Copy out all lines carrying the word "highlight".

--- Data provided ---

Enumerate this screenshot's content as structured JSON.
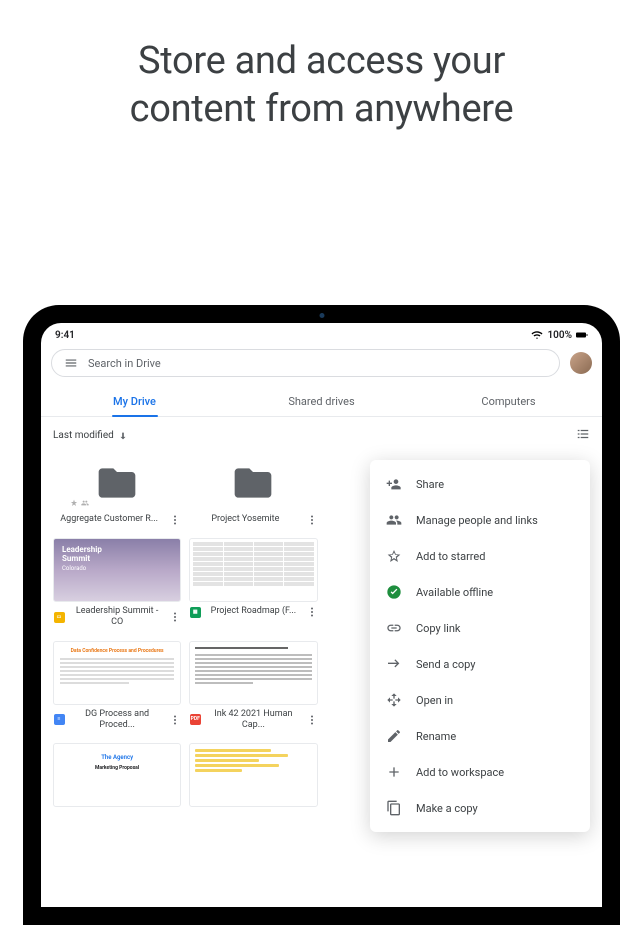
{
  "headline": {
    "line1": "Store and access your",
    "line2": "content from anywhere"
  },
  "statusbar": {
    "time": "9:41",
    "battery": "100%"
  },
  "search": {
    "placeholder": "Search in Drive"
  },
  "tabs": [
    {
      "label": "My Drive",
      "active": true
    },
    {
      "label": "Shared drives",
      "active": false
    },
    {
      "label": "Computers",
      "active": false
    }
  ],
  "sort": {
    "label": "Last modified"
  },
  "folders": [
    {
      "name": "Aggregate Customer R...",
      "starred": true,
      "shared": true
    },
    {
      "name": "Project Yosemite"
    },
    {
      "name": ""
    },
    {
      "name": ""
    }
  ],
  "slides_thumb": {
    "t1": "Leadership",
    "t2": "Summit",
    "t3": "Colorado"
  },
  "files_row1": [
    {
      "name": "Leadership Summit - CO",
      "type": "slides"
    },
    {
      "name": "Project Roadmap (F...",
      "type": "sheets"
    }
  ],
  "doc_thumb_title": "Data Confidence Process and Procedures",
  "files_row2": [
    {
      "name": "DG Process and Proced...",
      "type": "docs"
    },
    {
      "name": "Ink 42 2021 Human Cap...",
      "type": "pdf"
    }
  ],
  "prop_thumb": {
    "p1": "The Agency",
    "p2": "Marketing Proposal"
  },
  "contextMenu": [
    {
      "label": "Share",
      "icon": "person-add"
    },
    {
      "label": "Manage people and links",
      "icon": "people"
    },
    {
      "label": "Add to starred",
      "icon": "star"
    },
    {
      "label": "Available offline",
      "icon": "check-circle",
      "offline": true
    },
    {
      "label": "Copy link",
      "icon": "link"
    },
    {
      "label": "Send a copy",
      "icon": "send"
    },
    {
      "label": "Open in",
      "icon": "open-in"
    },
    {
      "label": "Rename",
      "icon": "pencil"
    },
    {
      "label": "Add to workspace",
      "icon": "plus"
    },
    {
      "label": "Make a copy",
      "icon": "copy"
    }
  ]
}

---
--- Data provided ---

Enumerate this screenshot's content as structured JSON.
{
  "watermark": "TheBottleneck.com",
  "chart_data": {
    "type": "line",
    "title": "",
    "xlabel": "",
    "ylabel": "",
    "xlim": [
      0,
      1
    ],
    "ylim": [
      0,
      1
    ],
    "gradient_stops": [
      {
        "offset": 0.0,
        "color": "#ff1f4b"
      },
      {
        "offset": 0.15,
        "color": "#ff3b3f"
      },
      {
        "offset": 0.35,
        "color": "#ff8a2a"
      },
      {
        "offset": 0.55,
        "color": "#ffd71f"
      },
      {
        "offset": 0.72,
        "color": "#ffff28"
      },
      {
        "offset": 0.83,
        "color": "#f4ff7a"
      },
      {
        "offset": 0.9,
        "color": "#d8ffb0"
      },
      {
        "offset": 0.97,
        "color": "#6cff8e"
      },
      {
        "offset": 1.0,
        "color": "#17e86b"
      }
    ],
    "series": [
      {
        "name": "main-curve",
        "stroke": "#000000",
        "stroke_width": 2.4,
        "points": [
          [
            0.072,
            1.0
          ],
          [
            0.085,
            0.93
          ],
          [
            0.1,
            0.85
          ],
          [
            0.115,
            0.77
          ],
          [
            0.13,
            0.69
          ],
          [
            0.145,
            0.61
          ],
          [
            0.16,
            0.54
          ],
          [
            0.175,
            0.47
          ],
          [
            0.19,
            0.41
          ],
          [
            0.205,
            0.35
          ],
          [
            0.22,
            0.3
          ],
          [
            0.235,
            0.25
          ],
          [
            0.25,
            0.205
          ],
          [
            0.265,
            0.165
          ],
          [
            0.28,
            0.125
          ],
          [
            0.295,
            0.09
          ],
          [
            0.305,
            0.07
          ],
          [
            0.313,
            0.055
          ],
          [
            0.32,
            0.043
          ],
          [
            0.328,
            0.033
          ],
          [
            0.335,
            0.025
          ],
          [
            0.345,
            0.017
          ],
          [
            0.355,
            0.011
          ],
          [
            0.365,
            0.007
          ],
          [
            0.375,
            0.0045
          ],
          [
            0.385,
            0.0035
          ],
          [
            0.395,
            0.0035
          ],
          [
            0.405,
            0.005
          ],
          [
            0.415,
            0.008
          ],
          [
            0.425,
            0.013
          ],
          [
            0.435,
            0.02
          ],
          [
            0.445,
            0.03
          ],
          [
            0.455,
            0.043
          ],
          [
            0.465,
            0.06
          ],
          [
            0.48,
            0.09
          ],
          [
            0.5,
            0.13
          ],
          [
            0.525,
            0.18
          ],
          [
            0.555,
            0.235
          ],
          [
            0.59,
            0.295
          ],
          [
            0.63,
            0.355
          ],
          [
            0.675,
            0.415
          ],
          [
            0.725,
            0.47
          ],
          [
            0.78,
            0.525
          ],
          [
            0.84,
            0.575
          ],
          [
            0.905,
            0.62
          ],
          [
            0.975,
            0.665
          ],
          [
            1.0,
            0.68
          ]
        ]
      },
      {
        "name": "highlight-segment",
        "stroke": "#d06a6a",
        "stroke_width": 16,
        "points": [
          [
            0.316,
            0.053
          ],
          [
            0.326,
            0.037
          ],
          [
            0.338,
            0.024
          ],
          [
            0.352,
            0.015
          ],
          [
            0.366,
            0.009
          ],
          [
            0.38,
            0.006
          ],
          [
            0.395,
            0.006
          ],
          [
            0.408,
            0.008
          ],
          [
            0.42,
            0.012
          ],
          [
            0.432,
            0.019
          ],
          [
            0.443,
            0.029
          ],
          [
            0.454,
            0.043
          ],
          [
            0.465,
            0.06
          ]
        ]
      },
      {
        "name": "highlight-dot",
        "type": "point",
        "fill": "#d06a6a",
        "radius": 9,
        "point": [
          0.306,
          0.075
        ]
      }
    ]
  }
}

---
--- Data provided ---

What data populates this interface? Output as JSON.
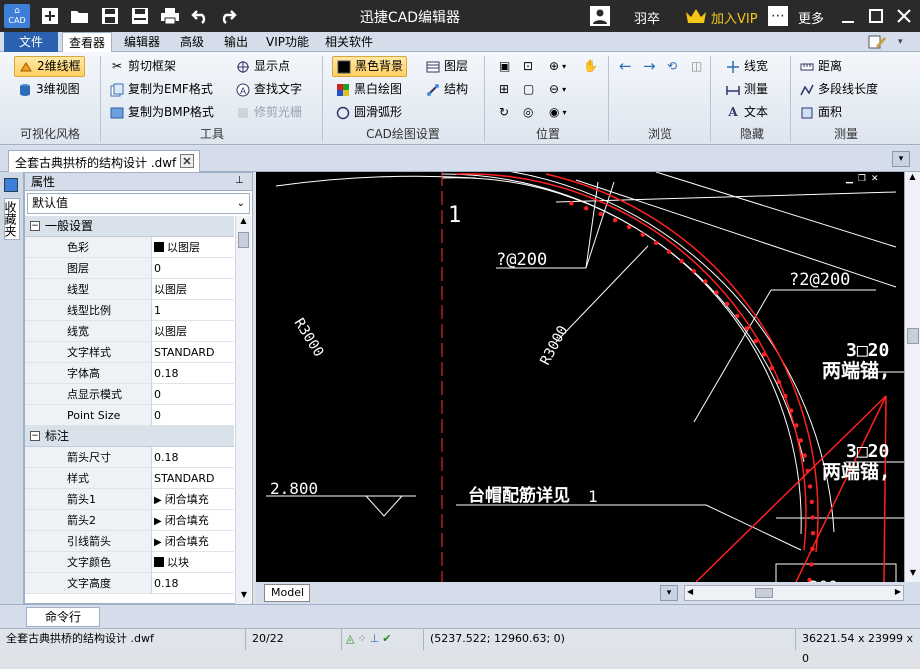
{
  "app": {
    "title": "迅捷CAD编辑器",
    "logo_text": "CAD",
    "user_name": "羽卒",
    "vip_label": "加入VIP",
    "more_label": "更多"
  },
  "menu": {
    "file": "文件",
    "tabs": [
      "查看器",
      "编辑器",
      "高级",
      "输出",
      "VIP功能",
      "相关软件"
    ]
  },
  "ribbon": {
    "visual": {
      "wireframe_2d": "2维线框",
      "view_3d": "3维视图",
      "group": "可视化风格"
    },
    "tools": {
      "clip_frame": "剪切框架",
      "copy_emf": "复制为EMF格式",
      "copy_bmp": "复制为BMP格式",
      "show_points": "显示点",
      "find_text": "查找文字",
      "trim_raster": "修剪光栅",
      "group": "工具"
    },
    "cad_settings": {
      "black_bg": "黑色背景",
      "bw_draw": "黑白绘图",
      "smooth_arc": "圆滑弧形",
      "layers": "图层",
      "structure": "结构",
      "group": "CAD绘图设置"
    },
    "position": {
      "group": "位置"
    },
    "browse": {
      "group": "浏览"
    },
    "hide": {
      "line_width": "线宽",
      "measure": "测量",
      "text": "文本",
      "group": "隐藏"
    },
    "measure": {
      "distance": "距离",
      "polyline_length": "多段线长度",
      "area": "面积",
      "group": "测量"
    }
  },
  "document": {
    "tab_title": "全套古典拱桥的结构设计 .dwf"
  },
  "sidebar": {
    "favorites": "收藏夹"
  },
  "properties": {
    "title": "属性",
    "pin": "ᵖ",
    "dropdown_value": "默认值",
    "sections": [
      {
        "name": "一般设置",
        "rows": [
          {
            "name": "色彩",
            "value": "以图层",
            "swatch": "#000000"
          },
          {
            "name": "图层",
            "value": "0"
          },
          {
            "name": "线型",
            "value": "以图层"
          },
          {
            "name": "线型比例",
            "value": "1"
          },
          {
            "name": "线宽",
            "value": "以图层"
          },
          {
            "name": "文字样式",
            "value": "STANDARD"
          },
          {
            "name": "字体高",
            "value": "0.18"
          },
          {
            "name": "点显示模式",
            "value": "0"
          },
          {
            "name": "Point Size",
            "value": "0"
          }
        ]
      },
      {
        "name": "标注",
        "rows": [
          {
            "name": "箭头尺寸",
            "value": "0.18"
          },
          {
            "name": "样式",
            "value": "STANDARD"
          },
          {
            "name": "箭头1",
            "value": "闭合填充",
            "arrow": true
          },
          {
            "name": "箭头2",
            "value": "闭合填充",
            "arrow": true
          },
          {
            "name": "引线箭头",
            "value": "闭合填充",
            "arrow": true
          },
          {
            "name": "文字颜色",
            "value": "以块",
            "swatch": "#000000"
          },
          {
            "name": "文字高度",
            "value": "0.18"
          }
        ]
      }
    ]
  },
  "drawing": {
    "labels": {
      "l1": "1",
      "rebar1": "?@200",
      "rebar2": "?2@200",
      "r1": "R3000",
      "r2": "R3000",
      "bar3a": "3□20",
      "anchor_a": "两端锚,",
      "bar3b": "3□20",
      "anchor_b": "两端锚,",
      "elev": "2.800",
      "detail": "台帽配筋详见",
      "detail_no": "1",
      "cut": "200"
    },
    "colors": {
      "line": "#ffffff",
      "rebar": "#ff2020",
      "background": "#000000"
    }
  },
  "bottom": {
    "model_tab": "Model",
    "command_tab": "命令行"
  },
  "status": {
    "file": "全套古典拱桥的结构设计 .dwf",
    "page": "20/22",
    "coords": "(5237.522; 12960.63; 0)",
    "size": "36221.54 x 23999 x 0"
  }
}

---

Written reply
        "name": "highlight-segment",
        "name": "highlight-dot",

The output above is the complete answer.